**Given instruction:** Copy each line in the data that includes the word "سایر".

**Supplied records:**
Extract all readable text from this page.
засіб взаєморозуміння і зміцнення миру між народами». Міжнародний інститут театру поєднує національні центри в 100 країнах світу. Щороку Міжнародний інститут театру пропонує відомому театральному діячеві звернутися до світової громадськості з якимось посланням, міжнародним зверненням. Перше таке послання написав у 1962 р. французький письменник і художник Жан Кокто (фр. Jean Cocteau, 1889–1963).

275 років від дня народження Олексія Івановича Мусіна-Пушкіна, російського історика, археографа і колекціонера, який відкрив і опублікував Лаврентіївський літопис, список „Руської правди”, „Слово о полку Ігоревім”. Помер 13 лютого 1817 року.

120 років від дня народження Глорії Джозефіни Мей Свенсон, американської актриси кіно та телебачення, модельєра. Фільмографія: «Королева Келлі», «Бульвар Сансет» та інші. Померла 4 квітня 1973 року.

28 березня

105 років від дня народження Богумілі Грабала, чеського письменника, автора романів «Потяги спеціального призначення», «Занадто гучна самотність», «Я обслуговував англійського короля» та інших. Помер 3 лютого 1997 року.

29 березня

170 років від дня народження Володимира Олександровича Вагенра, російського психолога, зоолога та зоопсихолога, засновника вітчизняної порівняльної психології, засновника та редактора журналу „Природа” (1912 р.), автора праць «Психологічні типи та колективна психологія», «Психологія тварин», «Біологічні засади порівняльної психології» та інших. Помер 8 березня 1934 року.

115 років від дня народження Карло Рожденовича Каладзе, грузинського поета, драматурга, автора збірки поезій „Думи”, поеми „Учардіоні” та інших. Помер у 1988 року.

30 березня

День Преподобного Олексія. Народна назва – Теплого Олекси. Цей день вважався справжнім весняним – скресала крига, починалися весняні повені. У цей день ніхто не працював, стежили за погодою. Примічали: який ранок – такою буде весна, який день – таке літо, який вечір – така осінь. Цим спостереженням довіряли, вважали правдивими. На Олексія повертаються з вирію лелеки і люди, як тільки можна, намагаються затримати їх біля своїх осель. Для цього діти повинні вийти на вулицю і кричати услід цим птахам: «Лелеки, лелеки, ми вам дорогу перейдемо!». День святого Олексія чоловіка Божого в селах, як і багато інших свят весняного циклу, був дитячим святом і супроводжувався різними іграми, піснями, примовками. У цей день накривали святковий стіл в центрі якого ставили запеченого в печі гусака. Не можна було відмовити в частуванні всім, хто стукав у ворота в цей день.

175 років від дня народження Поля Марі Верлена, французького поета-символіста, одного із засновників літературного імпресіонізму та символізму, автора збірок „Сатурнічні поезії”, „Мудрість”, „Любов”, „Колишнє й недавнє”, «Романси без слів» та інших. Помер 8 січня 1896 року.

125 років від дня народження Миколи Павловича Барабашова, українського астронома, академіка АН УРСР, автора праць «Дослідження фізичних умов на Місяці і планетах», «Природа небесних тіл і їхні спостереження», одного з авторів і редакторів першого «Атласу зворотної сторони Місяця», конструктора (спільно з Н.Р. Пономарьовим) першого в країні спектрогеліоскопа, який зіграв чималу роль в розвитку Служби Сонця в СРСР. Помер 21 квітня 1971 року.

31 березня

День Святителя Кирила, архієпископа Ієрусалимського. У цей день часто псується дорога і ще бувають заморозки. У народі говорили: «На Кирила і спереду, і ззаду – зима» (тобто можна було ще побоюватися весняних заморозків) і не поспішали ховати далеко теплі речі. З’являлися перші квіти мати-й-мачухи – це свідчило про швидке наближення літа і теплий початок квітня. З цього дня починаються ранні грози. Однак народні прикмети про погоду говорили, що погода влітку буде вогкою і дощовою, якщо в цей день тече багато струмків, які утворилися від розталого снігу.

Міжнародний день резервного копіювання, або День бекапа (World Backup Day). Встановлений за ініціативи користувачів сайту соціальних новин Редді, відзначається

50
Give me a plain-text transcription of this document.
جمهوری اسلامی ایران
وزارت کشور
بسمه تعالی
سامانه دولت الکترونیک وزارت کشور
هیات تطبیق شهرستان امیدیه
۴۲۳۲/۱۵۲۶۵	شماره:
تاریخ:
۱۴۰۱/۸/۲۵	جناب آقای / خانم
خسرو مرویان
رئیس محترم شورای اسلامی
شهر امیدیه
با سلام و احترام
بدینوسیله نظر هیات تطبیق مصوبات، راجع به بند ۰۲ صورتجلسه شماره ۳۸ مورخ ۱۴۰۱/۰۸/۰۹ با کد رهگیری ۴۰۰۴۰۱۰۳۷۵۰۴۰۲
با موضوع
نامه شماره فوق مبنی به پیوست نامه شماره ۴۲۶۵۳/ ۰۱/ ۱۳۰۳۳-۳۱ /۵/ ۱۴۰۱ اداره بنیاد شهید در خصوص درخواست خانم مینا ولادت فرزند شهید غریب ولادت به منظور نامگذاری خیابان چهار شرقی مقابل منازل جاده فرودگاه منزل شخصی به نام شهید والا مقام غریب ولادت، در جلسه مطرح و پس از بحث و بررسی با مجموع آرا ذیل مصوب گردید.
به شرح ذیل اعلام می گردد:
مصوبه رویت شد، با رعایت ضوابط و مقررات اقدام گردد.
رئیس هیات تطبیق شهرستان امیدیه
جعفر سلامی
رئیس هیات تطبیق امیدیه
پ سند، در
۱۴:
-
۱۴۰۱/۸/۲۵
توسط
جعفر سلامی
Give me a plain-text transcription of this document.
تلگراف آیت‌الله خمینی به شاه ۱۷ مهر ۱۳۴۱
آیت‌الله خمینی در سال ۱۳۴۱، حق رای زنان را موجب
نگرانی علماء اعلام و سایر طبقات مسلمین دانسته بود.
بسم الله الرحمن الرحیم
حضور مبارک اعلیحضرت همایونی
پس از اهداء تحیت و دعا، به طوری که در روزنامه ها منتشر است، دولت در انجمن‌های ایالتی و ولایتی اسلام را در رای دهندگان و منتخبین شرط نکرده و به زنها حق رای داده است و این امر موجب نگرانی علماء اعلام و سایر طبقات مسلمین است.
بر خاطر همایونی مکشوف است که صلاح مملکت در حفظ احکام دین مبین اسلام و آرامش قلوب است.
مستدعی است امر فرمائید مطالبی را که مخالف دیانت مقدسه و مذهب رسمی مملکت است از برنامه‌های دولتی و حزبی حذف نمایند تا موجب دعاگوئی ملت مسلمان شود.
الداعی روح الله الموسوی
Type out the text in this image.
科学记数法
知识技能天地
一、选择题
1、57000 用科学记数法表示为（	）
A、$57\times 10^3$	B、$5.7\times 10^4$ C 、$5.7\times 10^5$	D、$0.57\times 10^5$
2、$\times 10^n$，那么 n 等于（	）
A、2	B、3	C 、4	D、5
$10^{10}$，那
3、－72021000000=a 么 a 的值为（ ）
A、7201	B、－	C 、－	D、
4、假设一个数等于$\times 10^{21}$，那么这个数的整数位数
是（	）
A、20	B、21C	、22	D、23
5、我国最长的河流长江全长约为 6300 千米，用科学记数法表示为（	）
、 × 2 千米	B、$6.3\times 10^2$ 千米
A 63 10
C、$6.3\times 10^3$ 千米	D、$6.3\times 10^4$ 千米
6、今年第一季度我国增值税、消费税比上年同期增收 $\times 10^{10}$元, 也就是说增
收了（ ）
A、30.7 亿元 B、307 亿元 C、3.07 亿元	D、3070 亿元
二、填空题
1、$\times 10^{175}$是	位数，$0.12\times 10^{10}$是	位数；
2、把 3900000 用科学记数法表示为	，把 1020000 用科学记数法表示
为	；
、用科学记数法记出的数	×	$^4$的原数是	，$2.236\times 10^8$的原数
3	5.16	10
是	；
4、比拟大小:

**Completed exercise:**
نگرانی علماء اعلام و سایر طبقات مسلمین دانسته بود.
پس از اهداء تحیت و دعا، به طوری که در روزنامه ها منتشر است، دولت در انجمن‌های ایالتی و ولایتی اسلام را در رای دهندگان و منتخبین شرط نکرده و به زنها حق رای داده است و این امر موجب نگرانی علماء اعلام و سایر طبقات مسلمین است.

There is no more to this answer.